> THE REQUEST:
Transcribe every entry word for word, but skip the images.

> INPUT DATA:

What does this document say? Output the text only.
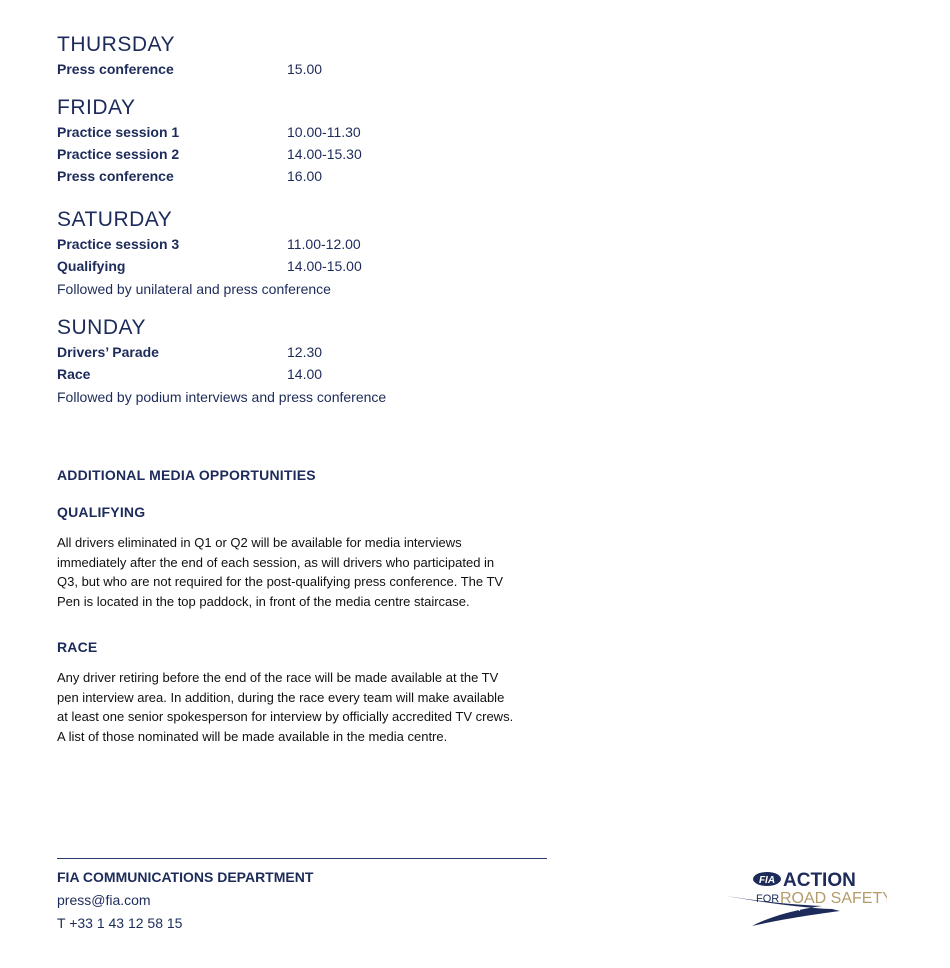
THURSDAY
Press conference	15.00
FRIDAY
Practice session 1	10.00-11.30
Practice session 2	14.00-15.30
Press conference	16.00
SATURDAY
Practice session 3	11.00-12.00
Qualifying	14.00-15.00
Followed by unilateral and press conference
SUNDAY
Drivers’ Parade	12.30
Race	14.00
Followed by podium interviews and press conference
ADDITIONAL MEDIA OPPORTUNITIES
QUALIFYING
All drivers eliminated in Q1 or Q2 will be available for media interviews
immediately after the end of each session, as will drivers who participated in
Q3, but who are not required for the post-qualifying press conference. The TV
Pen is located in the top paddock, in front of the media centre staircase.
RACE
Any driver retiring before the end of the race will be made available at the TV
pen interview area. In addition, during the race every team will make available
at least one senior spokesperson for interview by officially accredited TV crews.
A list of those nominated will be made available in the media centre.
FIA COMMUNICATIONS DEPARTMENT
press@fia.com
T +33 1 43 12 58 15
FIA ACTION
FOR ROAD SAFETY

> ANSWER FOR THIS EXERCISE:
What does this document say? Output the text only.
THURSDAY
Press conference	15.00
FRIDAY
Practice session 1	10.00-11.30
Practice session 2	14.00-15.30
Press conference	16.00
SATURDAY
Practice session 3	11.00-12.00
Qualifying	14.00-15.00
Followed by unilateral and press conference
SUNDAY
Drivers’ Parade	12.30
Race	14.00
Followed by podium interviews and press conference
ADDITIONAL MEDIA OPPORTUNITIES
QUALIFYING
All drivers eliminated in Q1 or Q2 will be available for media interviews
immediately after the end of each session, as will drivers who participated in
Q3, but who are not required for the post-qualifying press conference. The TV
Pen is located in the top paddock, in front of the media centre staircase.
RACE
Any driver retiring before the end of the race will be made available at the TV
pen interview area. In addition, during the race every team will make available
at least one senior spokesperson for interview by officially accredited TV crews.
A list of those nominated will be made available in the media centre.
FIA COMMUNICATIONS DEPARTMENT
press@fia.com
T +33 1 43 12 58 15
FIA ACTION
FOR ROAD SAFETY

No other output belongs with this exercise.